◆ RECORDS FOR THIS TASK ◆
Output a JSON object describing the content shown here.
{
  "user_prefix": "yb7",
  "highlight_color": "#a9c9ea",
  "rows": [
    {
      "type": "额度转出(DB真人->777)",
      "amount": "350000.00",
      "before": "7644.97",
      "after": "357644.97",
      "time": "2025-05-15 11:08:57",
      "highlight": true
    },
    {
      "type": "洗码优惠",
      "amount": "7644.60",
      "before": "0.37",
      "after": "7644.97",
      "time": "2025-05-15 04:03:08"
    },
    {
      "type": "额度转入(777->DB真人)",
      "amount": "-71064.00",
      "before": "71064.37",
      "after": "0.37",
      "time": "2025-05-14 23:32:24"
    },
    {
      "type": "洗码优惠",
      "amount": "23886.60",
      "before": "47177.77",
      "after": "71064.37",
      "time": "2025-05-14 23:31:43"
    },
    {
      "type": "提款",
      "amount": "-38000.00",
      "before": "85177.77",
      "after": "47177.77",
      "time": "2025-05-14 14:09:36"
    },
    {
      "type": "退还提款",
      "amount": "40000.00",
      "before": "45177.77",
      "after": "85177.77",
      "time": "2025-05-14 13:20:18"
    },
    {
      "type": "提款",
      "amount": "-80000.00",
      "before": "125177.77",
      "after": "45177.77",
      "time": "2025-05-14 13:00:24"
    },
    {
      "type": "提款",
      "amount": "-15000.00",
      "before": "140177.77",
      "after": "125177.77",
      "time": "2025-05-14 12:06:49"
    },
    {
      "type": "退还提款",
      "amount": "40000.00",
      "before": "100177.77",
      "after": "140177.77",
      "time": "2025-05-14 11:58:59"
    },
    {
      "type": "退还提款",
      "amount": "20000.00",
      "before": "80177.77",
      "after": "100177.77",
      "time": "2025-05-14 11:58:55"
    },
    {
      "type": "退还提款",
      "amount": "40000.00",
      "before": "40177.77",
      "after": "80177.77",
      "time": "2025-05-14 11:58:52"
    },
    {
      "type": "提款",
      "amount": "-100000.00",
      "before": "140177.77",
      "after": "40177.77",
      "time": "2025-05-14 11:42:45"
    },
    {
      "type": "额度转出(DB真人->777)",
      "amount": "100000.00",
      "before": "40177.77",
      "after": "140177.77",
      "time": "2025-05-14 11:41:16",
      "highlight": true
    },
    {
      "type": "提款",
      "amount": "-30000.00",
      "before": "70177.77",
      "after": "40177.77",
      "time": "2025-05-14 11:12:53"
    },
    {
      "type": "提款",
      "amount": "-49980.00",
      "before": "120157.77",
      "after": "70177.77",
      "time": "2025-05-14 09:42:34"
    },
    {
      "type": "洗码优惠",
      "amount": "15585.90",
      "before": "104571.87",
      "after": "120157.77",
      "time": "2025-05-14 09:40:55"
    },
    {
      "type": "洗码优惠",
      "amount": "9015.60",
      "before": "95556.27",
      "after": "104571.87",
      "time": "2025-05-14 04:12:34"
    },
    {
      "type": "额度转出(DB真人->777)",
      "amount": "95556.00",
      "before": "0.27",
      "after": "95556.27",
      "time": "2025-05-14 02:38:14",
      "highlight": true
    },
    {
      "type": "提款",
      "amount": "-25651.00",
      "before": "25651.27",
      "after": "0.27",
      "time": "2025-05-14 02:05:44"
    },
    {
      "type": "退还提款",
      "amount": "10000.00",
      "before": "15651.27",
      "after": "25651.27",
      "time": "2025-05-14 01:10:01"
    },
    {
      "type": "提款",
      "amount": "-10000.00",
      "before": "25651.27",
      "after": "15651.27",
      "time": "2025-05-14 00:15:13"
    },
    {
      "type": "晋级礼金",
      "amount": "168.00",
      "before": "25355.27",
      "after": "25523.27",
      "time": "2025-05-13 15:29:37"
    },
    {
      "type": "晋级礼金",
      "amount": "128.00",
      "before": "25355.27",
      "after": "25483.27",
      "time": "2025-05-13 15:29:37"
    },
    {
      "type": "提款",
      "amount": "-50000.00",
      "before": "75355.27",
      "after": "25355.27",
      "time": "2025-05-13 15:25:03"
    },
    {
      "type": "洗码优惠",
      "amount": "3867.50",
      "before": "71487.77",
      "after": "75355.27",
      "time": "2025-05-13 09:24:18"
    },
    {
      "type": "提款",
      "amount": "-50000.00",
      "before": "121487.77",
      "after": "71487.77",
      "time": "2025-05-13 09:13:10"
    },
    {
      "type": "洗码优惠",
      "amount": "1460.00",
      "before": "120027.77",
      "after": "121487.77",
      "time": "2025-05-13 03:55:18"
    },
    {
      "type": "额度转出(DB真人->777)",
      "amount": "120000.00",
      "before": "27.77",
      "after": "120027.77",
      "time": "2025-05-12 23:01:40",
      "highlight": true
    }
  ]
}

◆ WRITTEN INSTRUCTION ◆
All of the material above needs to be retyped word for word.

◆ SOLUTION BELOW ◆
Output a JSON object describing the content shown here.
{
  "user_prefix": "yb7",
  "highlight_color": "#a9c9ea",
  "rows": [
    {
      "type": "额度转出(DB真人->777)",
      "amount": "350000.00",
      "before": "7644.97",
      "after": "357644.97",
      "time": "2025-05-15 11:08:57",
      "highlight": true
    },
    {
      "type": "洗码优惠",
      "amount": "7644.60",
      "before": "0.37",
      "after": "7644.97",
      "time": "2025-05-15 04:03:08"
    },
    {
      "type": "额度转入(777->DB真人)",
      "amount": "-71064.00",
      "before": "71064.37",
      "after": "0.37",
      "time": "2025-05-14 23:32:24"
    },
    {
      "type": "洗码优惠",
      "amount": "23886.60",
      "before": "47177.77",
      "after": "71064.37",
      "time": "2025-05-14 23:31:43"
    },
    {
      "type": "提款",
      "amount": "-38000.00",
      "before": "85177.77",
      "after": "47177.77",
      "time": "2025-05-14 14:09:36"
    },
    {
      "type": "退还提款",
      "amount": "40000.00",
      "before": "45177.77",
      "after": "85177.77",
      "time": "2025-05-14 13:20:18"
    },
    {
      "type": "提款",
      "amount": "-80000.00",
      "before": "125177.77",
      "after": "45177.77",
      "time": "2025-05-14 13:00:24"
    },
    {
      "type": "提款",
      "amount": "-15000.00",
      "before": "140177.77",
      "after": "125177.77",
      "time": "2025-05-14 12:06:49"
    },
    {
      "type": "退还提款",
      "amount": "40000.00",
      "before": "100177.77",
      "after": "140177.77",
      "time": "2025-05-14 11:58:59"
    },
    {
      "type": "退还提款",
      "amount": "20000.00",
      "before": "80177.77",
      "after": "100177.77",
      "time": "2025-05-14 11:58:55"
    },
    {
      "type": "退还提款",
      "amount": "40000.00",
      "before": "40177.77",
      "after": "80177.77",
      "time": "2025-05-14 11:58:52"
    },
    {
      "type": "提款",
      "amount": "-100000.00",
      "before": "140177.77",
      "after": "40177.77",
      "time": "2025-05-14 11:42:45"
    },
    {
      "type": "额度转出(DB真人->777)",
      "amount": "100000.00",
      "before": "40177.77",
      "after": "140177.77",
      "time": "2025-05-14 11:41:16",
      "highlight": true
    },
    {
      "type": "提款",
      "amount": "-30000.00",
      "before": "70177.77",
      "after": "40177.77",
      "time": "2025-05-14 11:12:53"
    },
    {
      "type": "提款",
      "amount": "-49980.00",
      "before": "120157.77",
      "after": "70177.77",
      "time": "2025-05-14 09:42:34"
    },
    {
      "type": "洗码优惠",
      "amount": "15585.90",
      "before": "104571.87",
      "after": "120157.77",
      "time": "2025-05-14 09:40:55"
    },
    {
      "type": "洗码优惠",
      "amount": "9015.60",
      "before": "95556.27",
      "after": "104571.87",
      "time": "2025-05-14 04:12:34"
    },
    {
      "type": "额度转出(DB真人->777)",
      "amount": "95556.00",
      "before": "0.27",
      "after": "95556.27",
      "time": "2025-05-14 02:38:14",
      "highlight": true
    },
    {
      "type": "提款",
      "amount": "-25651.00",
      "before": "25651.27",
      "after": "0.27",
      "time": "2025-05-14 02:05:44"
    },
    {
      "type": "退还提款",
      "amount": "10000.00",
      "before": "15651.27",
      "after": "25651.27",
      "time": "2025-05-14 01:10:01"
    },
    {
      "type": "提款",
      "amount": "-10000.00",
      "before": "25651.27",
      "after": "15651.27",
      "time": "2025-05-14 00:15:13"
    },
    {
      "type": "晋级礼金",
      "amount": "168.00",
      "before": "25355.27",
      "after": "25523.27",
      "time": "2025-05-13 15:29:37"
    },
    {
      "type": "晋级礼金",
      "amount": "128.00",
      "before": "25355.27",
      "after": "25483.27",
      "time": "2025-05-13 15:29:37"
    },
    {
      "type": "提款",
      "amount": "-50000.00",
      "before": "75355.27",
      "after": "25355.27",
      "time": "2025-05-13 15:25:03"
    },
    {
      "type": "洗码优惠",
      "amount": "3867.50",
      "before": "71487.77",
      "after": "75355.27",
      "time": "2025-05-13 09:24:18"
    },
    {
      "type": "提款",
      "amount": "-50000.00",
      "before": "121487.77",
      "after": "71487.77",
      "time": "2025-05-13 09:13:10"
    },
    {
      "type": "洗码优惠",
      "amount": "1460.00",
      "before": "120027.77",
      "after": "121487.77",
      "time": "2025-05-13 03:55:18"
    },
    {
      "type": "额度转出(DB真人->777)",
      "amount": "120000.00",
      "before": "27.77",
      "after": "120027.77",
      "time": "2025-05-12 23:01:40",
      "highlight": true
    }
  ]
}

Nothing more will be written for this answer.